*Given problem*: Report how many lines in the records below contain the word "boîte". Give only the number.
************
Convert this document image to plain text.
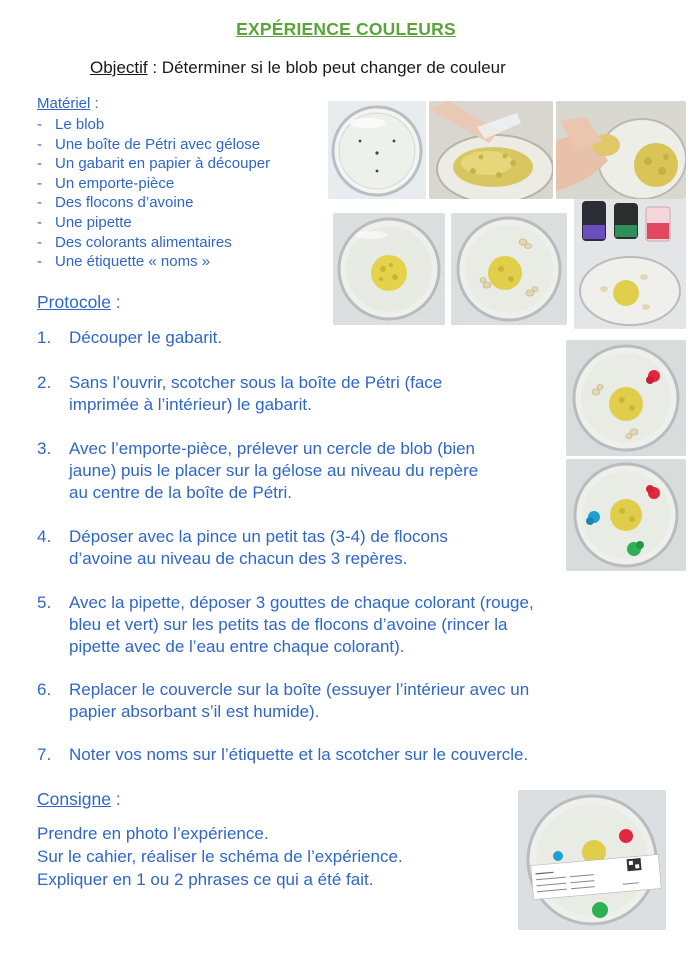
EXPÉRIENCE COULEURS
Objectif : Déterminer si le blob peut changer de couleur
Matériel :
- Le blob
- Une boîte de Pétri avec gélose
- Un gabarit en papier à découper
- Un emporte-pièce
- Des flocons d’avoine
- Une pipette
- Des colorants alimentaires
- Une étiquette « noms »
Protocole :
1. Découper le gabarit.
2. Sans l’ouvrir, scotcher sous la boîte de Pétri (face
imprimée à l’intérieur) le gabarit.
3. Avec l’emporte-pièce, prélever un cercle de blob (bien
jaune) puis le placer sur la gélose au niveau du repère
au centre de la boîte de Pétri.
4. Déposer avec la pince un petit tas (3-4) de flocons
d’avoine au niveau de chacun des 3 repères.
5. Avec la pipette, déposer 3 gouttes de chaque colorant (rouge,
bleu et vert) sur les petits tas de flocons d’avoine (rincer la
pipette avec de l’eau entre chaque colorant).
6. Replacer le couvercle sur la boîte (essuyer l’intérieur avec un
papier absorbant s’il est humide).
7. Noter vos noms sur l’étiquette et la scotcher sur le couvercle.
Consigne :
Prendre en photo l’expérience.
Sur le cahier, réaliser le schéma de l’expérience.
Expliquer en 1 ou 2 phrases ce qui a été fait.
************
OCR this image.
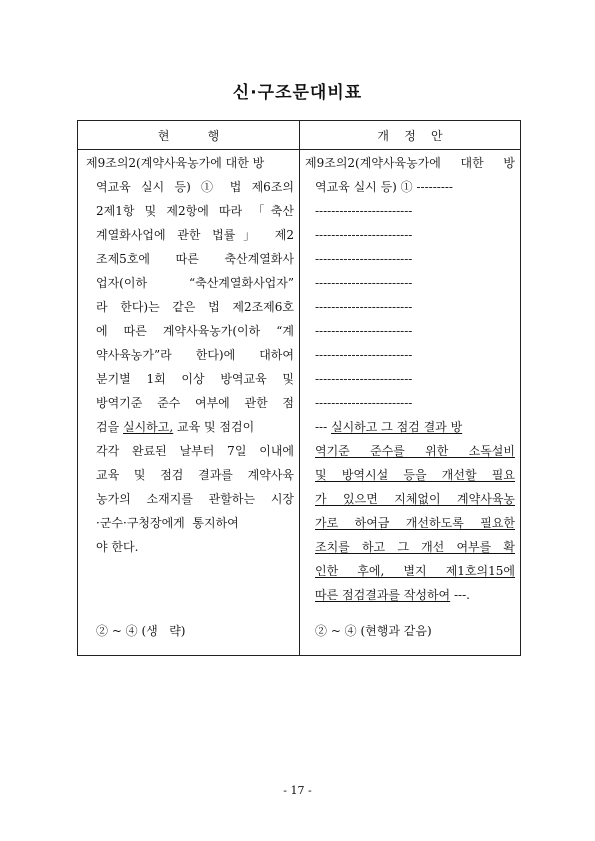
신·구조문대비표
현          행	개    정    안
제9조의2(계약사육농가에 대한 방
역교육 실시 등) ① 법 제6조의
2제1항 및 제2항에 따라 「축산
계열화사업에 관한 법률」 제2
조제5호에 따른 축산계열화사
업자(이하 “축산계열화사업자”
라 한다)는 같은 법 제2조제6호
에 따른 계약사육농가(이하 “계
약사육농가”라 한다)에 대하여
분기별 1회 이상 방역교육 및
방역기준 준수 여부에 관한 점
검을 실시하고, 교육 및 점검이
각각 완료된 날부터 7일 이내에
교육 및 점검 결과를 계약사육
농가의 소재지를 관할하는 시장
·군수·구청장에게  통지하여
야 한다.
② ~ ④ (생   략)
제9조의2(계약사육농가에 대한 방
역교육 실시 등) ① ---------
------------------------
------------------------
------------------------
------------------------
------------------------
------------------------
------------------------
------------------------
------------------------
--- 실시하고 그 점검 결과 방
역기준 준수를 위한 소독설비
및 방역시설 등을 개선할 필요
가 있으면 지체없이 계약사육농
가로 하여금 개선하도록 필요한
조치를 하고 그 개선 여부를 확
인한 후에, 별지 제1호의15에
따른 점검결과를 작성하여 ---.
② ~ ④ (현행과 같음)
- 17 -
************
*Reply to the exercise*: 4